# [Texte de la page]
+---+

C’est ici justement, entre toutes ces passions extrêmes, qu’apparaît le nouveau pape Léon XIII. Il y a des libéraux belges qui, par représaille contre les catholiques, n’ont cessé et ne cessent encore de réclamer le rappel de la légation entretenue par la Belgique auprès du Vatican. Le ministère s’est très politiquement refusé jusqu’ici à cette mesure, et la justification la plus plausible de sa prudence est dans les négociations que M. Frère-Orban vient d’exposer devant le parlement de Bruxelles, dans l’évident esprit de conciliation du souverain pontife lui-même.
Oh ! sans doute, il ne faut pas s’y tromper, si on prétend ouvrir avec le saint-siège une discussion sur des affaires de dogme et de doctrine, sur le principe des droits et des devoirs de l’église, on risque fort de ne point s’entendre. Si on veut obtenir du pape le désaveu éclatant de l’épiscopat belge, l’approbation complète d’une mesure qui diminue l’action religieuse dans les écoles, on n’obtiendra rien de semblable. La cour de Rome répondra avec le secrétaire d’état, le cardinal Nina, que « la doctrine des prélats belges est correcte ; » mais en même temps il est bien clair qu’en tout ce qui est affaire de conduite, le langage de Léon XIII n’est plus le langage de Pie IX. Évidemment, on en dit assez au Vatican pour laisser comprendre qu’on n’approuve guère toute cette insurrection bruyante contre la loi des écoles ; on ne dissimule pas que si les principes des évêques sont justes, « les conclusions peuvent être inopportunes et parfois poussées trop loin, » qu’on eût préféré « une autre solution » qui eût été possible si les conseils du saint-siège avaient été suivis. Le pape lui-même n’hésite pas à blâmer les violences de ceux qui attaquent la constitution libérale de la Belgique, à recommander la modération, l’obéissance aux lois. Tout cela semblera peut-être de peu de valeur à ceux qui ne savent pas ce qu’il y a de délicat et de redoutable dans ces questions religieuses qui touchent à la paix morale, qu’il est toujours si téméraire de raviver dans les pays où elles n’existent pas sérieusement. Le ministère de Bruxelles, et c’est de sa part une marque de prévoyance, de raison supérieure, le ministère belge en a senti l’importance lorsqu’il a publié ce langage, ces déclarations ratifiées par la nonciature. Il n’est point douteux en effet que cette action éclairée, mesurée, modératrice d’un pape à l’esprit plein de prudence, ne soit de nature à exercer une influence salutaire, qu’elle n’ait pour conséquence de décourager les passions violentes, de dégager les conflits religieux de ce qu’ils ont de plus acerbe et de plus périlleux. C’est là pour le moment la moralité de cette récente discussion du parlement de Bruxelles ; c’est la première révélation d’une papauté vraiment politique succédant à la papauté ardente et belliqueuse du dernier règne.

+---+

# [Objectifs]
A: Résumez le texte de la page en deux phrases.
B: Dans le texte de la page, quel cardinal occupe la fonction de secrétaire d'État ?
C: Récrivez plus brièvement le paragraphe du texte de la page qui commence par « C’est ici justement », en conservant ses faits principaux.
Appuyez-vous uniquement sur le texte de la page.

# [Extrait source]
+---+

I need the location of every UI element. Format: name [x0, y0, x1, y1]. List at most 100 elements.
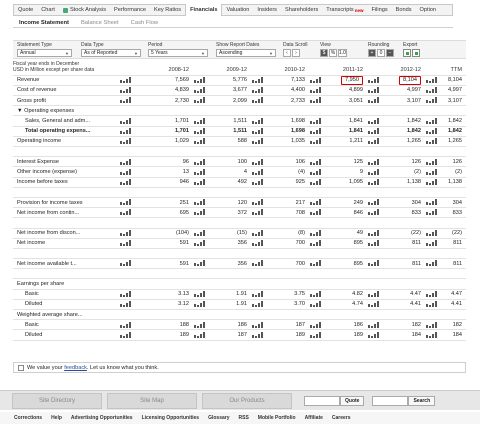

+---+

# [Exercice corrigé]
A: Au milieu de passions extrêmes, des libéraux belges réclament le rappel de la légation belge auprès du Vatican, mais le ministère s'y refuse, prudence justifiée par les négociations que M. Frère-Orban a exposées au parlement de Bruxelles et par l'esprit de conciliation de Léon XIII. Sans désavouer la doctrine des évêques belges, le Vatican juge leurs conclusions parfois inopportunes et le pape recommande la modération et l'obéissance aux lois, ce qui révèle une papauté vraiment politique succédant à la papauté ardente et belliqueuse du dernier règne.

B: Le cardinal Nina.

C: Le nouveau pape Léon XIII apparaît au milieu de passions extrêmes. Par représaille contre les catholiques, des libéraux belges réclament le rappel de la légation belge auprès du Vatican. Le ministère refuse cette mesure, prudence justifiée par les négociations exposées par M. Frère-Orban devant le parlement de Bruxelles et par l'esprit de conciliation du pape.